START Recorded data

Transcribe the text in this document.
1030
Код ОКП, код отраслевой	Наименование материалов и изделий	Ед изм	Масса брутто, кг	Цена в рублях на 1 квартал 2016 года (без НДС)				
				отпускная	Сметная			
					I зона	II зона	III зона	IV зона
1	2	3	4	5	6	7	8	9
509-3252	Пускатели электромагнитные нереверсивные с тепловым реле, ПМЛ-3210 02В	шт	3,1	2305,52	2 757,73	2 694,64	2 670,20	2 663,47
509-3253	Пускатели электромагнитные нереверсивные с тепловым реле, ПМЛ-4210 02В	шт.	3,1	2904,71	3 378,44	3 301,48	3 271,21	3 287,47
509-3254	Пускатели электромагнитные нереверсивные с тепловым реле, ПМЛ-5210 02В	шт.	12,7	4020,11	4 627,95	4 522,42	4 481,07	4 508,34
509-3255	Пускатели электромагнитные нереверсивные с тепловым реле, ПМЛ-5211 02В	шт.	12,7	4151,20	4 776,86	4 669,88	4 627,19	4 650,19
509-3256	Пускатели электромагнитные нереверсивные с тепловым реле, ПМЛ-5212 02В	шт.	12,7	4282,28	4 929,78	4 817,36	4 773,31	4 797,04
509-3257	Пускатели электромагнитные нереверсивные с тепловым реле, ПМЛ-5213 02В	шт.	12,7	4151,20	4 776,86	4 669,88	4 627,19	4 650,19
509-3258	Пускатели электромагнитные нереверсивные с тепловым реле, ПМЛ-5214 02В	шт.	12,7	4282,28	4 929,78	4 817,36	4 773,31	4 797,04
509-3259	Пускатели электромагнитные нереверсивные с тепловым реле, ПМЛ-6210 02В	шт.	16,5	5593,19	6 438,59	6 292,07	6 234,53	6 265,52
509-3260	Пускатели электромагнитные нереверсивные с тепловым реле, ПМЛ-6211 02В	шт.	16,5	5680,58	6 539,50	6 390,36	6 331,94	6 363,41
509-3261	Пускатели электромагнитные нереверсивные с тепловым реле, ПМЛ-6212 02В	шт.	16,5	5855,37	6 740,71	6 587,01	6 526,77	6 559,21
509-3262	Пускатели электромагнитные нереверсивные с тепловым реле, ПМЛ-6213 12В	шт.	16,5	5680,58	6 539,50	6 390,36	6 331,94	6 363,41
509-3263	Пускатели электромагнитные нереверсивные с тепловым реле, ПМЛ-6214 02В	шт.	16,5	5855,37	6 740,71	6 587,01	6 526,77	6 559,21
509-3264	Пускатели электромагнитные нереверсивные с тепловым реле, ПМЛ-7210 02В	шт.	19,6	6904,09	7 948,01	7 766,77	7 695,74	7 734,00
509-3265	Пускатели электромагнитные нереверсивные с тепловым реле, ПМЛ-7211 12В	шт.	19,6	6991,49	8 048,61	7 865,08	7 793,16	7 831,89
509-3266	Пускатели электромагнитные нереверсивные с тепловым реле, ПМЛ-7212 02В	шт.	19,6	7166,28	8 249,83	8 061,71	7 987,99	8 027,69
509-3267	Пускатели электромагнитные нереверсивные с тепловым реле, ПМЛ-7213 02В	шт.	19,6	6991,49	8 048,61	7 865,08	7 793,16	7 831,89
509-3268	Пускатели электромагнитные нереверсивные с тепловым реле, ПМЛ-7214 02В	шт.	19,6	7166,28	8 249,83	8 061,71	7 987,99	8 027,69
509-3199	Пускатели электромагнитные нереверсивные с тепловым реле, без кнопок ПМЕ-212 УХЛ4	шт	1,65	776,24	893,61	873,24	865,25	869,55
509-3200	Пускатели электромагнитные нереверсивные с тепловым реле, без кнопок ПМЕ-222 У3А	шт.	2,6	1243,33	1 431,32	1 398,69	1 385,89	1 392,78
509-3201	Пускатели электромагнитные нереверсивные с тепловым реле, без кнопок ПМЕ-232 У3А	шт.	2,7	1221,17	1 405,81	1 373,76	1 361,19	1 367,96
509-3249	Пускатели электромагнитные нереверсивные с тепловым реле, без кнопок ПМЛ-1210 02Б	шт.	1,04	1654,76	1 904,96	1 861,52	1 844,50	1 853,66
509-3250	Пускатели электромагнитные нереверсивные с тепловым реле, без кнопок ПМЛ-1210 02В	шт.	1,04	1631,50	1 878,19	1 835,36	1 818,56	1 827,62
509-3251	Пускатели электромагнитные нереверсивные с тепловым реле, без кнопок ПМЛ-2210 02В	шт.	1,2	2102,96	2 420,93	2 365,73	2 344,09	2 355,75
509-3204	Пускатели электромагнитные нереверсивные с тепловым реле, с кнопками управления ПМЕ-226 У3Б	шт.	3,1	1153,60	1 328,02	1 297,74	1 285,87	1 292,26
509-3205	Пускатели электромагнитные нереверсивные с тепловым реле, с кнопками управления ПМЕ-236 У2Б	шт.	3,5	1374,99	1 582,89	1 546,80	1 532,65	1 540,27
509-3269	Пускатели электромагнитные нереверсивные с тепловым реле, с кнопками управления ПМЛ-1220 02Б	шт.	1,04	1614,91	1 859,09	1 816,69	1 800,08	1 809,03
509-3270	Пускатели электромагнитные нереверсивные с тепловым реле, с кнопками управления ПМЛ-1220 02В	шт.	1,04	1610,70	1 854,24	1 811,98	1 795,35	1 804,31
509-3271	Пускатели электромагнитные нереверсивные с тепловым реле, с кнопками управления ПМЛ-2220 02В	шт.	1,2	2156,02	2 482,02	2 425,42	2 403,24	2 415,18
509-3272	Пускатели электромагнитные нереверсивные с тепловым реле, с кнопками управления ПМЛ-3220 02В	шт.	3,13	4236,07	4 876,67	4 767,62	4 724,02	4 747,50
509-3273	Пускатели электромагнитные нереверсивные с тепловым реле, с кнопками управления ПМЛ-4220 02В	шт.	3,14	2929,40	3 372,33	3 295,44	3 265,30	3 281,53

END Recorded data

Work to do :: In the entries above, locate every line with the word "кнопок" and copy it.

Right answer ::
509-3199	Пускатели электромагнитные нереверсивные с тепловым реле, без кнопок ПМЕ-212 УХЛ4	шт	1,65	776,24	893,61	873,24	865,25	869,55
509-3200	Пускатели электромагнитные нереверсивные с тепловым реле, без кнопок ПМЕ-222 У3А	шт.	2,6	1243,33	1 431,32	1 398,69	1 385,89	1 392,78
509-3201	Пускатели электромагнитные нереверсивные с тепловым реле, без кнопок ПМЕ-232 У3А	шт.	2,7	1221,17	1 405,81	1 373,76	1 361,19	1 367,96
509-3249	Пускатели электромагнитные нереверсивные с тепловым реле, без кнопок ПМЛ-1210 02Б	шт.	1,04	1654,76	1 904,96	1 861,52	1 844,50	1 853,66
509-3250	Пускатели электромагнитные нереверсивные с тепловым реле, без кнопок ПМЛ-1210 02В	шт.	1,04	1631,50	1 878,19	1 835,36	1 818,56	1 827,62
509-3251	Пускатели электромагнитные нереверсивные с тепловым реле, без кнопок ПМЛ-2210 02В	шт.	1,2	2102,96	2 420,93	2 365,73	2 344,09	2 355,75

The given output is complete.